### Request
Read through the data and report every line in which the word "Output" occurs.

** START Dataset records **

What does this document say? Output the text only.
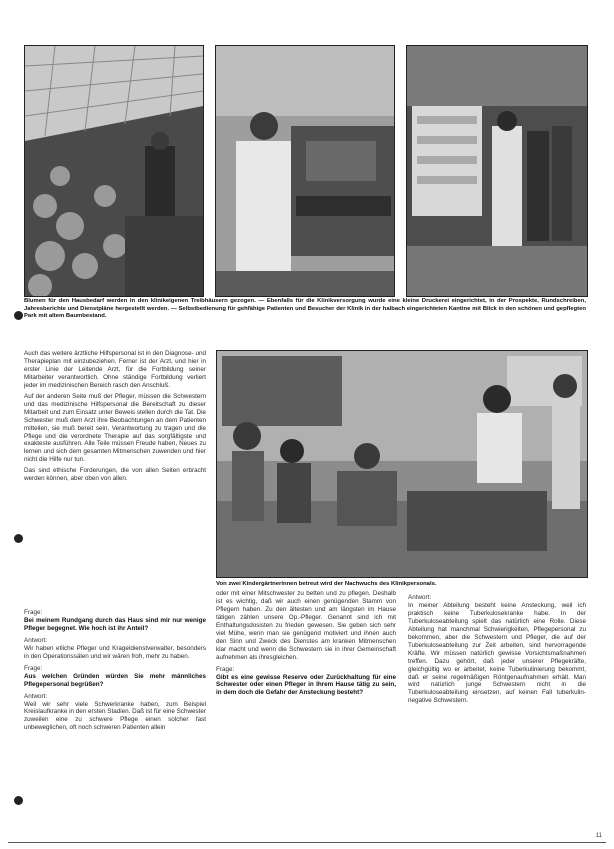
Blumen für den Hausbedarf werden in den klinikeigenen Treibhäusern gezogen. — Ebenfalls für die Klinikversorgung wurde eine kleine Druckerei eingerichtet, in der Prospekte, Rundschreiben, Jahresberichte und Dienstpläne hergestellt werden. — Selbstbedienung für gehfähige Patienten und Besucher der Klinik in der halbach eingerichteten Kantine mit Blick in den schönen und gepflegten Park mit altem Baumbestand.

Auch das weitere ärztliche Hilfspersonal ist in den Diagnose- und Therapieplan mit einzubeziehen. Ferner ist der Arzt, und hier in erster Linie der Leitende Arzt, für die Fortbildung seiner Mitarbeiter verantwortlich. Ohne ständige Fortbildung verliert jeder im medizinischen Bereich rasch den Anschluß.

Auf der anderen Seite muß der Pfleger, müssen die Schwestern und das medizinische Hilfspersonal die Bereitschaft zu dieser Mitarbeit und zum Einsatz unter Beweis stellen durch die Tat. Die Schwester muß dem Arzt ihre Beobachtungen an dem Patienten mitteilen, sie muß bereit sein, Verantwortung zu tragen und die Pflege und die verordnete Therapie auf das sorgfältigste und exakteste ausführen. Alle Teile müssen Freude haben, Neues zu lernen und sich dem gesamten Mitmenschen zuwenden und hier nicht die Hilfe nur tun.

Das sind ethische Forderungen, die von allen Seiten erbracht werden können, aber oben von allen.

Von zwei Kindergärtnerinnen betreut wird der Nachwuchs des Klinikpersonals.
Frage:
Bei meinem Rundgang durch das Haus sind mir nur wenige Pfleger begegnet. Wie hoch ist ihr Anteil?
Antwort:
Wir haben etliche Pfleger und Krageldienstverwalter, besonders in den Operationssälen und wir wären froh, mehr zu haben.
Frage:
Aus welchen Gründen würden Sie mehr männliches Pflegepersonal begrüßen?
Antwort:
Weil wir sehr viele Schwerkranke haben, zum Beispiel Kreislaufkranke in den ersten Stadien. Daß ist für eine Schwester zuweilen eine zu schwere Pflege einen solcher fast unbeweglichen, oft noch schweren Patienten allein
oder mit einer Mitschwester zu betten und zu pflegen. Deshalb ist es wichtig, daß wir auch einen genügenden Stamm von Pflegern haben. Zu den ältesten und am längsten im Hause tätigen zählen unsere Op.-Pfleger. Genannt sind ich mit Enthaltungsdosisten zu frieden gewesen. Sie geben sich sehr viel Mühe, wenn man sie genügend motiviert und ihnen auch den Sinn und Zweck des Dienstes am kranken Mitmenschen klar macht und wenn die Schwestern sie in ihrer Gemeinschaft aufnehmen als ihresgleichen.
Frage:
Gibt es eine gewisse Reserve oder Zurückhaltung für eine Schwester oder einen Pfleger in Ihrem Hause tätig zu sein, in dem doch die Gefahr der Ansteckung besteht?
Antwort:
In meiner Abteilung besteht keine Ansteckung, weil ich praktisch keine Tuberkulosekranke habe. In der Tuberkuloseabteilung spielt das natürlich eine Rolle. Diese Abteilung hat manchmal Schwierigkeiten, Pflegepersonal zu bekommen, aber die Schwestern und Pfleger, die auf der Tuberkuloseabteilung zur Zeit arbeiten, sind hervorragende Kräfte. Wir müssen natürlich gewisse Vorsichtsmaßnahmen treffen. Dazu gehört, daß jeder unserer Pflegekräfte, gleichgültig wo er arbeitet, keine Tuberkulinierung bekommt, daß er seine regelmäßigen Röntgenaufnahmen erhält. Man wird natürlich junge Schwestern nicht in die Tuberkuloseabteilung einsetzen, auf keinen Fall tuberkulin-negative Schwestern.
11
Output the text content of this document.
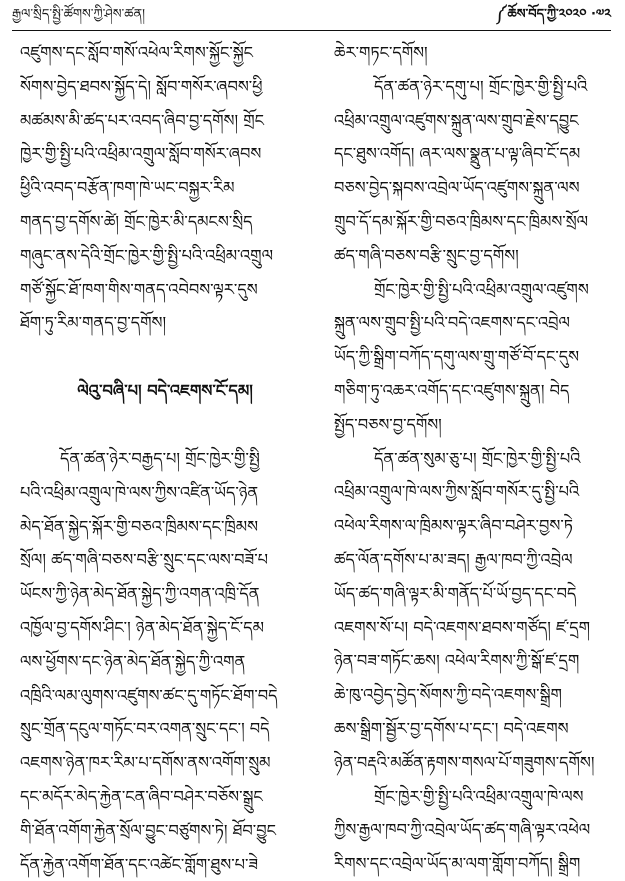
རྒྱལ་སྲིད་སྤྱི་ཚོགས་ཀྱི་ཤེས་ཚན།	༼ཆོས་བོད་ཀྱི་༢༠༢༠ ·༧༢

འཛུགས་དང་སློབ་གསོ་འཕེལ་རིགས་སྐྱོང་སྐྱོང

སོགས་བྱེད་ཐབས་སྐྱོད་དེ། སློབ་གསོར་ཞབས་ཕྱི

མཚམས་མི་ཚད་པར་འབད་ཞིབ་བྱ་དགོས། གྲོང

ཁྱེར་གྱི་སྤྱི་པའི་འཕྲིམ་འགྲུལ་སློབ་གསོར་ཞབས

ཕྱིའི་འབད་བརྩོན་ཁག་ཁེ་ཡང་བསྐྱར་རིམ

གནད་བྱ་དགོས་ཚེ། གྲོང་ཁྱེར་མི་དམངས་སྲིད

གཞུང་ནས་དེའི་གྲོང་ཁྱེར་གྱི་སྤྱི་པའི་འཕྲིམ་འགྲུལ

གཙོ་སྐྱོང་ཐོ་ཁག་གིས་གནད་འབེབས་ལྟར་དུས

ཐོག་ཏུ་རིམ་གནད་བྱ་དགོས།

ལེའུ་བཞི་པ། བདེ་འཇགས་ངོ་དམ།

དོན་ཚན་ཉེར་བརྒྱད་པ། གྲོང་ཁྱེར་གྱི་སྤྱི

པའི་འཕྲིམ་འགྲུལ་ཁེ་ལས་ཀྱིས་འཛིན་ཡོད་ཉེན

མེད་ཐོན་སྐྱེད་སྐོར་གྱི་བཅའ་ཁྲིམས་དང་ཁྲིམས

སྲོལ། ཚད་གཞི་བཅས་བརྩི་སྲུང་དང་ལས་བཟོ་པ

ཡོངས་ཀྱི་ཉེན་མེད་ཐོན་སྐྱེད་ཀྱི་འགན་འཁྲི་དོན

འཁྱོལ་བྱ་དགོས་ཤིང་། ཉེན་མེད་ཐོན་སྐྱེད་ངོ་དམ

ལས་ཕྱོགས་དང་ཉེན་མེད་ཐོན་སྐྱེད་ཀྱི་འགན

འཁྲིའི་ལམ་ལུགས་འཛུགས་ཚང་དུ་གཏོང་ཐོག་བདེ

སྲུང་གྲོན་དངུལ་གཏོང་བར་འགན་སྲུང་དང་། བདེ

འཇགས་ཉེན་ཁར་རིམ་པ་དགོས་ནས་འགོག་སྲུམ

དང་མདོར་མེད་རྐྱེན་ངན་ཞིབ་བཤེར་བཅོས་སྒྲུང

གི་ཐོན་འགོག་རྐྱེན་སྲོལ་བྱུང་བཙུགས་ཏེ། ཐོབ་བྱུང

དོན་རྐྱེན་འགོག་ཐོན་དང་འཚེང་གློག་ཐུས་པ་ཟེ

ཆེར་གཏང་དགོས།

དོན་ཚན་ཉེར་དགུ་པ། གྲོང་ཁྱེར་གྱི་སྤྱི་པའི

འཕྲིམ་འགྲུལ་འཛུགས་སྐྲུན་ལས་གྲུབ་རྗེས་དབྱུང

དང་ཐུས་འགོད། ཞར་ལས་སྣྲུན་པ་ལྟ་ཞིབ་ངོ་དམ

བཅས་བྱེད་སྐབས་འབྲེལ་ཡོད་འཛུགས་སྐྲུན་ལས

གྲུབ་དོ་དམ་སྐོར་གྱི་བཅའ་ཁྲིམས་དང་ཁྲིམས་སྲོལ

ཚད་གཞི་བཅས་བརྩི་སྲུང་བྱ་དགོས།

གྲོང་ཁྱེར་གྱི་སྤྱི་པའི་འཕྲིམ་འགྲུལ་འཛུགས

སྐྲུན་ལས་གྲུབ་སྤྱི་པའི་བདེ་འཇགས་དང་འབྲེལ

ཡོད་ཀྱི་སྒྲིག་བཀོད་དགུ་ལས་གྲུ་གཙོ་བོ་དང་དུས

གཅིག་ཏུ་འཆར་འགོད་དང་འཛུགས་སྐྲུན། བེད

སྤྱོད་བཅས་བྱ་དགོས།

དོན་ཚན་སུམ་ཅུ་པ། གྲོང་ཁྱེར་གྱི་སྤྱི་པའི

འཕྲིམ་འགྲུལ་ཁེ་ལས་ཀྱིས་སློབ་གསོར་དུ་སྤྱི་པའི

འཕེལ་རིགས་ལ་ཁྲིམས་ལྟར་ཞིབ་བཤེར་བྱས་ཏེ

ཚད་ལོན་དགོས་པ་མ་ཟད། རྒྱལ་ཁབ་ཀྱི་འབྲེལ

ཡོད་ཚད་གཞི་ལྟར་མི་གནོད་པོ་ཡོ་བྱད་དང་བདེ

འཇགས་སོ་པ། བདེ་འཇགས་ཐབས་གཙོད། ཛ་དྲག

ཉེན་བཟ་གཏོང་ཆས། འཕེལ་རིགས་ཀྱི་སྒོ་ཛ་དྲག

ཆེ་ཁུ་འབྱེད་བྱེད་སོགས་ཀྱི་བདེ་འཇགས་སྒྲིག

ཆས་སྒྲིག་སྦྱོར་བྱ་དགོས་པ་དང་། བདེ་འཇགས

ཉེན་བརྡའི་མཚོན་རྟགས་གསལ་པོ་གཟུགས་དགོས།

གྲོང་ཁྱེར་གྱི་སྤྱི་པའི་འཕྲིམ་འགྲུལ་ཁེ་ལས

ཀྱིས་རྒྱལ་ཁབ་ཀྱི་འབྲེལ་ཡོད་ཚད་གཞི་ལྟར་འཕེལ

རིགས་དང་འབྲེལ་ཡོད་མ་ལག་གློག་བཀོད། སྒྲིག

** END Dataset records **

### Expected answer
What does this document say? Output the text only.
Output the text content of this document.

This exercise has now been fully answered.